Records about charts and figures:
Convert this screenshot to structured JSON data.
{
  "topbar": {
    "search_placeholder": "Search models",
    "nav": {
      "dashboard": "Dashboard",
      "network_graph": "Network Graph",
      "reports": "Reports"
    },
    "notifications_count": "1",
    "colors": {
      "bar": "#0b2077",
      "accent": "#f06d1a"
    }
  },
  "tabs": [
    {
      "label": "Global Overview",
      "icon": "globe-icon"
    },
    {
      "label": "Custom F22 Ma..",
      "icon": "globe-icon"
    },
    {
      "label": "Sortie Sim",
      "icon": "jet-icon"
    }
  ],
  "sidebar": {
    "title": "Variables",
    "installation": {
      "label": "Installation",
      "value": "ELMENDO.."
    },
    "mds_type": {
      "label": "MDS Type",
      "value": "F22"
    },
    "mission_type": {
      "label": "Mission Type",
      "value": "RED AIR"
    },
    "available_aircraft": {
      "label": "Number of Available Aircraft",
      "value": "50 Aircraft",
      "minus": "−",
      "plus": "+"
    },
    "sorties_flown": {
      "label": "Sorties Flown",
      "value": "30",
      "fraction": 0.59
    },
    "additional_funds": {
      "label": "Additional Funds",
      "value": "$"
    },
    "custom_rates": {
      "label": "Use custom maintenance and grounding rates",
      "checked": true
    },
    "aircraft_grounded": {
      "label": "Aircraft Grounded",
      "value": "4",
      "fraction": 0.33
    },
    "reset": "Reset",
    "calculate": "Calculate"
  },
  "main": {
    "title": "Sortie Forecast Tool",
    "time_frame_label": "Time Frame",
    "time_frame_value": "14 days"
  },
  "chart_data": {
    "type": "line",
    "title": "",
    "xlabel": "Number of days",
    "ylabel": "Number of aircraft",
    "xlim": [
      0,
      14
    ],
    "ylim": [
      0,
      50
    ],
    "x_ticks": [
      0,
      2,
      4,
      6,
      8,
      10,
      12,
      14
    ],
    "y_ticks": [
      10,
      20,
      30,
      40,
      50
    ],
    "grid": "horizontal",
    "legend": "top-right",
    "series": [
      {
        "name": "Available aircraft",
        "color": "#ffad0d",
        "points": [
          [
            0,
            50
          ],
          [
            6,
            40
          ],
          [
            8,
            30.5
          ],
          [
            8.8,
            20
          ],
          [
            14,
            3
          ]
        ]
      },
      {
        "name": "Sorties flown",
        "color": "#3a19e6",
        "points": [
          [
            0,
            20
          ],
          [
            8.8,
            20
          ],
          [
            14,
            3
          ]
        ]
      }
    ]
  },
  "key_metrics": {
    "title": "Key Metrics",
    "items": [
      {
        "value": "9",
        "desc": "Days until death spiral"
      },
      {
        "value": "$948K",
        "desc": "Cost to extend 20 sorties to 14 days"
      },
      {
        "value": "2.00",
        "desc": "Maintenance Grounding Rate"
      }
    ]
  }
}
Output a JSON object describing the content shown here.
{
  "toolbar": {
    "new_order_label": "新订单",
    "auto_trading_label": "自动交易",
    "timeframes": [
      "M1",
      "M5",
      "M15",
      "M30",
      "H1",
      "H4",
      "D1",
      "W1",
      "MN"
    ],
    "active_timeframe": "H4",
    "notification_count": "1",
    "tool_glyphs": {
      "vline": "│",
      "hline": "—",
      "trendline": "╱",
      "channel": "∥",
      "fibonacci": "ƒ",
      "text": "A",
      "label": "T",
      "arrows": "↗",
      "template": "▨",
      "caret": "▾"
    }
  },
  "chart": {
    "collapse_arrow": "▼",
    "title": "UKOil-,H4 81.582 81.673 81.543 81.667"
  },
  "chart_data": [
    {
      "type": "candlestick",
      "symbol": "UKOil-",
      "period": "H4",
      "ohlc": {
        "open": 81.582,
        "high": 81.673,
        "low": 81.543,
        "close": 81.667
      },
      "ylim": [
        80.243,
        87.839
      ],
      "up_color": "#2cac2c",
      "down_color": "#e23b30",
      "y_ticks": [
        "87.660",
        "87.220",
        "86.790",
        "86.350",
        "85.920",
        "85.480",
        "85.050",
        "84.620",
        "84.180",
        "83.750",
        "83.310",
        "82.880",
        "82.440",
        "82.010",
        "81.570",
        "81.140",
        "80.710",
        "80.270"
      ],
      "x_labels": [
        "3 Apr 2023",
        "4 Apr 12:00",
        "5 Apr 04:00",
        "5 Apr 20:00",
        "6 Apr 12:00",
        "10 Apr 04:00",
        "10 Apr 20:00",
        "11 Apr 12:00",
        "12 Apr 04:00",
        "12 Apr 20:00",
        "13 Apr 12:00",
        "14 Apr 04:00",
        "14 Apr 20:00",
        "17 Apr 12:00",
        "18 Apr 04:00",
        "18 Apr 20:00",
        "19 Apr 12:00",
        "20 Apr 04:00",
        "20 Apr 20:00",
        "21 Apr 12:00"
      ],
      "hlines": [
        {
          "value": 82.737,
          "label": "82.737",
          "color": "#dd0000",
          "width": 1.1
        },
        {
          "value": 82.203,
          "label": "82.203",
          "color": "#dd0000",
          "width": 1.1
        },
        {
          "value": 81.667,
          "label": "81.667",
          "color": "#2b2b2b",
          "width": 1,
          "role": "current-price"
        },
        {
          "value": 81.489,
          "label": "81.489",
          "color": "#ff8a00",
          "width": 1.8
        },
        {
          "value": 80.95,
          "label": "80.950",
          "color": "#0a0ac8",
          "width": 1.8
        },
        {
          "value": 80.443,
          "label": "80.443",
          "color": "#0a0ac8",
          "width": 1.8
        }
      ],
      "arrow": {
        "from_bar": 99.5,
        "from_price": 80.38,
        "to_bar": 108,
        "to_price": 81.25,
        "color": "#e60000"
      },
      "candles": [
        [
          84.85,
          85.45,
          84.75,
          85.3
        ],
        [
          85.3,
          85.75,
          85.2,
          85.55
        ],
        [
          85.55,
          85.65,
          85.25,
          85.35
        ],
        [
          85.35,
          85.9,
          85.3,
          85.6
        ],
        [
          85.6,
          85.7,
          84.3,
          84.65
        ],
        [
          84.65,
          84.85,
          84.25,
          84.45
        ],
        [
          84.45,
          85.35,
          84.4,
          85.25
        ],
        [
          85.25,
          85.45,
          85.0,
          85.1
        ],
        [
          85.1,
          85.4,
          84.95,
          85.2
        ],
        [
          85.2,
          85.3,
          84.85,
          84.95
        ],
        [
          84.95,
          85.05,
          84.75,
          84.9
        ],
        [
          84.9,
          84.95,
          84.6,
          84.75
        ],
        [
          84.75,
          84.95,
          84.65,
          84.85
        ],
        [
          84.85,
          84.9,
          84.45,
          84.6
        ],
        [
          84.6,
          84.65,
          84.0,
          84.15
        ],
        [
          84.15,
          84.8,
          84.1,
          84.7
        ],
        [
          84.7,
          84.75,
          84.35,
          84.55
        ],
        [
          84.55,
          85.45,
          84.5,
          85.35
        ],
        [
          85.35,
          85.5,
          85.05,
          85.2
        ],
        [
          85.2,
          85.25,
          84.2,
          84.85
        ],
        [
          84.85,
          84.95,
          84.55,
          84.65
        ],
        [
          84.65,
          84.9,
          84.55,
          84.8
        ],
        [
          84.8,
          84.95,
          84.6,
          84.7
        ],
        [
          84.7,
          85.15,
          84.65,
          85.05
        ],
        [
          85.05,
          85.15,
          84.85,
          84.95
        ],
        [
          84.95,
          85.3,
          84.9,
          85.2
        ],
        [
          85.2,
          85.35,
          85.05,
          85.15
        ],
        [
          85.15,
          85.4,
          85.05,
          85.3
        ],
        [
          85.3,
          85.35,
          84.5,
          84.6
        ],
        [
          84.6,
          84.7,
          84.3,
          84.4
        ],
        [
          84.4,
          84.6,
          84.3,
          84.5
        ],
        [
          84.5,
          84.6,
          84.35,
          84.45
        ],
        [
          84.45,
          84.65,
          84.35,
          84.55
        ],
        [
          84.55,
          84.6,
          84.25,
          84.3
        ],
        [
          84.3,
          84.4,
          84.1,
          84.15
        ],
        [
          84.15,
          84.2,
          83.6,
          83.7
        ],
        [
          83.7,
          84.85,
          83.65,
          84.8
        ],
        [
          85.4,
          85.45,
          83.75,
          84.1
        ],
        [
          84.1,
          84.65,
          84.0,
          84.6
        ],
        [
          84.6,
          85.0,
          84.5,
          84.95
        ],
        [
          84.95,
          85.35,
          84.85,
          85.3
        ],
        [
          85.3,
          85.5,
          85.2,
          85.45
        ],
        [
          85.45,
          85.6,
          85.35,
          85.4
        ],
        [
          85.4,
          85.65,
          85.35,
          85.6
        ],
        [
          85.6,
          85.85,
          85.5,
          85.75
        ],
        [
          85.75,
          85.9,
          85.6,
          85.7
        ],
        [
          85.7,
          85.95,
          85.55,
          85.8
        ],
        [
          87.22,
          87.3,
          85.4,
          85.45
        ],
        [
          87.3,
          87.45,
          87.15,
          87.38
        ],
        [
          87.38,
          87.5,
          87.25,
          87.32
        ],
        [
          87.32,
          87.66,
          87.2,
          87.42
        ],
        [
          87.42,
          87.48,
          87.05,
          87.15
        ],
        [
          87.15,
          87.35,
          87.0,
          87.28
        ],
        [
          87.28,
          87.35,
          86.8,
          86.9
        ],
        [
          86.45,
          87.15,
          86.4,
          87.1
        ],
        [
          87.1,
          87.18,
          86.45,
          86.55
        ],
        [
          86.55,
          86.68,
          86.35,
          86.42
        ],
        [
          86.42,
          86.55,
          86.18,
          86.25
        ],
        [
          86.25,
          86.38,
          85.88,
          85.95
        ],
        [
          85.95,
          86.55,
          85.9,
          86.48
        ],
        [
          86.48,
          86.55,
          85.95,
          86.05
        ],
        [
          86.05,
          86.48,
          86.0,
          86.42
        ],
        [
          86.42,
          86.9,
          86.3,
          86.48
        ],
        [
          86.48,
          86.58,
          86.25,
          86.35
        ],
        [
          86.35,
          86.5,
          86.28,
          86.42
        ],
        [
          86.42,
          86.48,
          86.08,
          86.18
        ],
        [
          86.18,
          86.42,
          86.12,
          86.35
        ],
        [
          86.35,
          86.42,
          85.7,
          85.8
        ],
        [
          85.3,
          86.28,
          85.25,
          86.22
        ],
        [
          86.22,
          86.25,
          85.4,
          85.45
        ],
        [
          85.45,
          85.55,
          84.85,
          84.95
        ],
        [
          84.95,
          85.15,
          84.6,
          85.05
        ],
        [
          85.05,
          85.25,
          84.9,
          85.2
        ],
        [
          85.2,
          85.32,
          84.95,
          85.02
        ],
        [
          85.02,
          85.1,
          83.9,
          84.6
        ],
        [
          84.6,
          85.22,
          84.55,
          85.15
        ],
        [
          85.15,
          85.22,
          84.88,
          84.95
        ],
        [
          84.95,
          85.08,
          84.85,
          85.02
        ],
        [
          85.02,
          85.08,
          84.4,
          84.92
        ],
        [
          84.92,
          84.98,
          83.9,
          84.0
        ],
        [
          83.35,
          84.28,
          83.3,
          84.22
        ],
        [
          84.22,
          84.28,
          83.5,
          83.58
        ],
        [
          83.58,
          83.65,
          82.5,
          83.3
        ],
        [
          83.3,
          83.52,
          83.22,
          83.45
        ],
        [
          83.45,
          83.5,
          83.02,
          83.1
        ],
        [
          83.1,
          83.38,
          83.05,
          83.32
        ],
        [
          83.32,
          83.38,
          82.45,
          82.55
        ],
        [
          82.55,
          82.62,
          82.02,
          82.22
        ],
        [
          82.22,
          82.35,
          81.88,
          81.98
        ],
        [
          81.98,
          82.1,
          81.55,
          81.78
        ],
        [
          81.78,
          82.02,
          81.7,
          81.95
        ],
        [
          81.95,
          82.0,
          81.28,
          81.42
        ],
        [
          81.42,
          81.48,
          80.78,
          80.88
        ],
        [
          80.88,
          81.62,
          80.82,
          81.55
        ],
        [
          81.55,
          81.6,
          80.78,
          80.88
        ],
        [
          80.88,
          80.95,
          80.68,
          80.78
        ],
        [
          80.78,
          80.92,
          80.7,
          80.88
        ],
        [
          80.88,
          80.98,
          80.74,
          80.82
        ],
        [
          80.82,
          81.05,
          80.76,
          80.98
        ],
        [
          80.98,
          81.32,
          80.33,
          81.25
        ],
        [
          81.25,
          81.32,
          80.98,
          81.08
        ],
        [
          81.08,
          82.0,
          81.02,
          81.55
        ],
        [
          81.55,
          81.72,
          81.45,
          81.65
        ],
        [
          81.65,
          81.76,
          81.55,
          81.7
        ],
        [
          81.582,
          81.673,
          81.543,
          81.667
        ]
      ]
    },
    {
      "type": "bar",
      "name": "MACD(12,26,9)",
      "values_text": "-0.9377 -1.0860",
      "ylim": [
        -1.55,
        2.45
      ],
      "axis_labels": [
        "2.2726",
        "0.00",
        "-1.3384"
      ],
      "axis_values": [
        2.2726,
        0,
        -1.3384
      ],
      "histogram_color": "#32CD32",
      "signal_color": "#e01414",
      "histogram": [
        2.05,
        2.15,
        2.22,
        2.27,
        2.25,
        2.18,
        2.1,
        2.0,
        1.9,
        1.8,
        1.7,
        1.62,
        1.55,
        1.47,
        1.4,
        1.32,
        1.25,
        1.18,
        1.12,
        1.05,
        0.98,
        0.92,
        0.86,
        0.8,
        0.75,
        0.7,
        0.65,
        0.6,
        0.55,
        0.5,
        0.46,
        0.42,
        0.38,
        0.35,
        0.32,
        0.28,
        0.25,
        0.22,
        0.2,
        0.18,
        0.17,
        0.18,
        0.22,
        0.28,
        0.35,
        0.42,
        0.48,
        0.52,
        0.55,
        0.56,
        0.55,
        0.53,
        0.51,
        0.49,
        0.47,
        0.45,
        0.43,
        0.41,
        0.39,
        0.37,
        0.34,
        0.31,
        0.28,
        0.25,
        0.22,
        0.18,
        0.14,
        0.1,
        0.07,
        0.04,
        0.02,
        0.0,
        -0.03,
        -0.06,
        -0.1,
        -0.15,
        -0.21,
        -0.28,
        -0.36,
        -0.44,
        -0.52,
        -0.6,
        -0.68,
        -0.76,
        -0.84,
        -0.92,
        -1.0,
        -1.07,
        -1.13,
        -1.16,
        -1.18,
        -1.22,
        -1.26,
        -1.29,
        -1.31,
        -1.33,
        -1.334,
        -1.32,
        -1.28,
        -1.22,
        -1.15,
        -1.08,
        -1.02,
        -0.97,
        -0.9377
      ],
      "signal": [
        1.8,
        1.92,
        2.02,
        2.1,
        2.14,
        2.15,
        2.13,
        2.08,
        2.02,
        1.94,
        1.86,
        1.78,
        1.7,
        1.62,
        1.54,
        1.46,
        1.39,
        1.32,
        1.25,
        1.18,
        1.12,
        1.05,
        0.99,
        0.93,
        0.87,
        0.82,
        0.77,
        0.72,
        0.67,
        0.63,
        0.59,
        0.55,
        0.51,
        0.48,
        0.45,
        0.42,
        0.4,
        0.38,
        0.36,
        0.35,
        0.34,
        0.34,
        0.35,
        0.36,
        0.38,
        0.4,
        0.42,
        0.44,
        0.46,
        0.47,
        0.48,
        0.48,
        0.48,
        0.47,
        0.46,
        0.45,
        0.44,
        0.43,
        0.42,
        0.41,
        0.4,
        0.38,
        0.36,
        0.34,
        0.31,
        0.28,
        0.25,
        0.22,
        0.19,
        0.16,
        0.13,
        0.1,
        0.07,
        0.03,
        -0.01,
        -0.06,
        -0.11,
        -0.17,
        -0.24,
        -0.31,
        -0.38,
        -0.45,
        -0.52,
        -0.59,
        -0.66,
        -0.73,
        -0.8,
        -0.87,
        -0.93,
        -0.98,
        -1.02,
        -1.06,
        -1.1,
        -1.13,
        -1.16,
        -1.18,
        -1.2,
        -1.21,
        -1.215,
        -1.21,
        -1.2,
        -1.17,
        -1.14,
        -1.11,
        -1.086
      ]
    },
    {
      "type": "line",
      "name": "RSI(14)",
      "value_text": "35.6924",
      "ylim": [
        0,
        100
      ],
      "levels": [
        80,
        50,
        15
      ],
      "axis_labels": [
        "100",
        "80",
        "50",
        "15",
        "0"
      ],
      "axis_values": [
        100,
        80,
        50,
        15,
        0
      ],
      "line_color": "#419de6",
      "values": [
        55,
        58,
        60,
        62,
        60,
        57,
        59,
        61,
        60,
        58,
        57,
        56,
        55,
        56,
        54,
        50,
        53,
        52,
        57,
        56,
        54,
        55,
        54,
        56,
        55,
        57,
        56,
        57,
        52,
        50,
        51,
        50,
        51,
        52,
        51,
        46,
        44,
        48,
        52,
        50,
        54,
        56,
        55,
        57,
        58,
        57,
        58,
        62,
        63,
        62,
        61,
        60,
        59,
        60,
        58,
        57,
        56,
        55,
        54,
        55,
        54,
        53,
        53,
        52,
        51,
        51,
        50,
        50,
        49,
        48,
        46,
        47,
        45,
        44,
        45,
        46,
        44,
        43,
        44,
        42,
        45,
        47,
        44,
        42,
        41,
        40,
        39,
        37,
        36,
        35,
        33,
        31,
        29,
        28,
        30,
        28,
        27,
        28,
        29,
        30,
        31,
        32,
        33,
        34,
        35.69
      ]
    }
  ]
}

### [Your instructions]
Work out the count of lines containing the word "title", then write only that count.

### [Final answer]
5